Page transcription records
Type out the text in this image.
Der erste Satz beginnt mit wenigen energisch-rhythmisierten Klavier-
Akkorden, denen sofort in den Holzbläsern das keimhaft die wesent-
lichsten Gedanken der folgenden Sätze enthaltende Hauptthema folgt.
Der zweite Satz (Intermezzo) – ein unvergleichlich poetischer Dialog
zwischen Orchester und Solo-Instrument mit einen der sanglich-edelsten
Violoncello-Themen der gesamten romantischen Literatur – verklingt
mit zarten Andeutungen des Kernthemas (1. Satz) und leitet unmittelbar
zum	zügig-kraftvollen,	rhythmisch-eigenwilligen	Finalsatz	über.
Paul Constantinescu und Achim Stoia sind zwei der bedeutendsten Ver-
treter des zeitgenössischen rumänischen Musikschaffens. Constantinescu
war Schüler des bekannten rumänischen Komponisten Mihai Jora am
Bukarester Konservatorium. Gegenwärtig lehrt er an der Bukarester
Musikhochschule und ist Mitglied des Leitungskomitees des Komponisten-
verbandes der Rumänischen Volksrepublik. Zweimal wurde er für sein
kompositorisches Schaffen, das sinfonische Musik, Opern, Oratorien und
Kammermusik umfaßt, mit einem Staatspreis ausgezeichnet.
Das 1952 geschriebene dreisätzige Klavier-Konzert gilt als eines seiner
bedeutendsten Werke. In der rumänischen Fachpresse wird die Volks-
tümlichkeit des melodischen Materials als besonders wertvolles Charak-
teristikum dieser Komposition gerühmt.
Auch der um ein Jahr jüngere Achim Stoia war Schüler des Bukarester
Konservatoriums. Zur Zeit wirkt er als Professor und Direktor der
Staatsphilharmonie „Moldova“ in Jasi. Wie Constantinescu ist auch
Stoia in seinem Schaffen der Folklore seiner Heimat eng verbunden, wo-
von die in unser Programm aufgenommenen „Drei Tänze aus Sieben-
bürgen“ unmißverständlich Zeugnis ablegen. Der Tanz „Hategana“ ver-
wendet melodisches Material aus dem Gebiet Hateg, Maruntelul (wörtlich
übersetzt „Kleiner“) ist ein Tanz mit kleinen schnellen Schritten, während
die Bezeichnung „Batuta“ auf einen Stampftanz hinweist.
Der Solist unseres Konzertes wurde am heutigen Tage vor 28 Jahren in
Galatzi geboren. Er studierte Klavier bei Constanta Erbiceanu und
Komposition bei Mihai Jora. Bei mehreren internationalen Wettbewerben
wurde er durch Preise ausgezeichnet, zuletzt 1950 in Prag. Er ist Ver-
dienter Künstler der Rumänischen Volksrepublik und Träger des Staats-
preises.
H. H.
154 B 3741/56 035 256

_Your assignment:_ Every entry above should come back exactly as written.

_Answer space:_
Type out the text in this image.
Der erste Satz beginnt mit wenigen energisch-rhythmisierten Klavier-
Akkorden, denen sofort in den Holzbläsern das keimhaft die wesent-
lichsten Gedanken der folgenden Sätze enthaltende Hauptthema folgt.
Der zweite Satz (Intermezzo) – ein unvergleichlich poetischer Dialog
zwischen Orchester und Solo-Instrument mit einen der sanglich-edelsten
Violoncello-Themen der gesamten romantischen Literatur – verklingt
mit zarten Andeutungen des Kernthemas (1. Satz) und leitet unmittelbar
zum	zügig-kraftvollen,	rhythmisch-eigenwilligen	Finalsatz	über.
Paul Constantinescu und Achim Stoia sind zwei der bedeutendsten Ver-
treter des zeitgenössischen rumänischen Musikschaffens. Constantinescu
war Schüler des bekannten rumänischen Komponisten Mihai Jora am
Bukarester Konservatorium. Gegenwärtig lehrt er an der Bukarester
Musikhochschule und ist Mitglied des Leitungskomitees des Komponisten-
verbandes der Rumänischen Volksrepublik. Zweimal wurde er für sein
kompositorisches Schaffen, das sinfonische Musik, Opern, Oratorien und
Kammermusik umfaßt, mit einem Staatspreis ausgezeichnet.
Das 1952 geschriebene dreisätzige Klavier-Konzert gilt als eines seiner
bedeutendsten Werke. In der rumänischen Fachpresse wird die Volks-
tümlichkeit des melodischen Materials als besonders wertvolles Charak-
teristikum dieser Komposition gerühmt.
Auch der um ein Jahr jüngere Achim Stoia war Schüler des Bukarester
Konservatoriums. Zur Zeit wirkt er als Professor und Direktor der
Staatsphilharmonie „Moldova“ in Jasi. Wie Constantinescu ist auch
Stoia in seinem Schaffen der Folklore seiner Heimat eng verbunden, wo-
von die in unser Programm aufgenommenen „Drei Tänze aus Sieben-
bürgen“ unmißverständlich Zeugnis ablegen. Der Tanz „Hategana“ ver-
wendet melodisches Material aus dem Gebiet Hateg, Maruntelul (wörtlich
übersetzt „Kleiner“) ist ein Tanz mit kleinen schnellen Schritten, während
die Bezeichnung „Batuta“ auf einen Stampftanz hinweist.
Der Solist unseres Konzertes wurde am heutigen Tage vor 28 Jahren in
Galatzi geboren. Er studierte Klavier bei Constanta Erbiceanu und
Komposition bei Mihai Jora. Bei mehreren internationalen Wettbewerben
wurde er durch Preise ausgezeichnet, zuletzt 1950 in Prag. Er ist Ver-
dienter Künstler der Rumänischen Volksrepublik und Träger des Staats-
preises.
H. H.
154 B 3741/56 035 256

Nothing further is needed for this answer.